▸ Data provided
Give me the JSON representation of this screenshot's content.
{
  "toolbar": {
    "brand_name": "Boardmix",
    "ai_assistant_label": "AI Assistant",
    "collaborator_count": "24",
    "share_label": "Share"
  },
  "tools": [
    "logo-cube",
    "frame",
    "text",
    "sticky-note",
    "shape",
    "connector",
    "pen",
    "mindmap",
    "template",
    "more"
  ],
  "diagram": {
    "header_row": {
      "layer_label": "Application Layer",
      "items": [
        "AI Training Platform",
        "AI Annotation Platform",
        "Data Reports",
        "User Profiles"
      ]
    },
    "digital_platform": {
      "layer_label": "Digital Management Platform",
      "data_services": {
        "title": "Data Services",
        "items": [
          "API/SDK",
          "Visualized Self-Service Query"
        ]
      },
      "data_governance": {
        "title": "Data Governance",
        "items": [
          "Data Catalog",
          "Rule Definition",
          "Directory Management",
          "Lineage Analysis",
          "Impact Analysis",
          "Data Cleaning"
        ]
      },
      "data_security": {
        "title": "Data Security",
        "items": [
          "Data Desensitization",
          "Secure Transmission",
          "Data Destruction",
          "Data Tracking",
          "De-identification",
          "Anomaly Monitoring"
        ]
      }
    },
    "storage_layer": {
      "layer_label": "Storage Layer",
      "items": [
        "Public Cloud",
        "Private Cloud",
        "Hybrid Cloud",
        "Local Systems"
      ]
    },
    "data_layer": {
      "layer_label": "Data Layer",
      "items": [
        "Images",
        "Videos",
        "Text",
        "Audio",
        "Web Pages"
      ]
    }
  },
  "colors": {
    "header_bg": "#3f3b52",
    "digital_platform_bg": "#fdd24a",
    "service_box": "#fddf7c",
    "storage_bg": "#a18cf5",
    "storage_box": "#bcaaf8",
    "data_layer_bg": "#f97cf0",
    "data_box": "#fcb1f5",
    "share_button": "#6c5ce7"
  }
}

▸ Requirement
Restate the whole of the material exactly.

▸ Result of the task
Give me the JSON representation of this screenshot's content.
{
  "toolbar": {
    "brand_name": "Boardmix",
    "ai_assistant_label": "AI Assistant",
    "collaborator_count": "24",
    "share_label": "Share"
  },
  "tools": [
    "logo-cube",
    "frame",
    "text",
    "sticky-note",
    "shape",
    "connector",
    "pen",
    "mindmap",
    "template",
    "more"
  ],
  "diagram": {
    "header_row": {
      "layer_label": "Application Layer",
      "items": [
        "AI Training Platform",
        "AI Annotation Platform",
        "Data Reports",
        "User Profiles"
      ]
    },
    "digital_platform": {
      "layer_label": "Digital Management Platform",
      "data_services": {
        "title": "Data Services",
        "items": [
          "API/SDK",
          "Visualized Self-Service Query"
        ]
      },
      "data_governance": {
        "title": "Data Governance",
        "items": [
          "Data Catalog",
          "Rule Definition",
          "Directory Management",
          "Lineage Analysis",
          "Impact Analysis",
          "Data Cleaning"
        ]
      },
      "data_security": {
        "title": "Data Security",
        "items": [
          "Data Desensitization",
          "Secure Transmission",
          "Data Destruction",
          "Data Tracking",
          "De-identification",
          "Anomaly Monitoring"
        ]
      }
    },
    "storage_layer": {
      "layer_label": "Storage Layer",
      "items": [
        "Public Cloud",
        "Private Cloud",
        "Hybrid Cloud",
        "Local Systems"
      ]
    },
    "data_layer": {
      "layer_label": "Data Layer",
      "items": [
        "Images",
        "Videos",
        "Text",
        "Audio",
        "Web Pages"
      ]
    }
  },
  "colors": {
    "header_bg": "#3f3b52",
    "digital_platform_bg": "#fdd24a",
    "service_box": "#fddf7c",
    "storage_bg": "#a18cf5",
    "storage_box": "#bcaaf8",
    "data_layer_bg": "#f97cf0",
    "data_box": "#fcb1f5",
    "share_button": "#6c5ce7"
  }
}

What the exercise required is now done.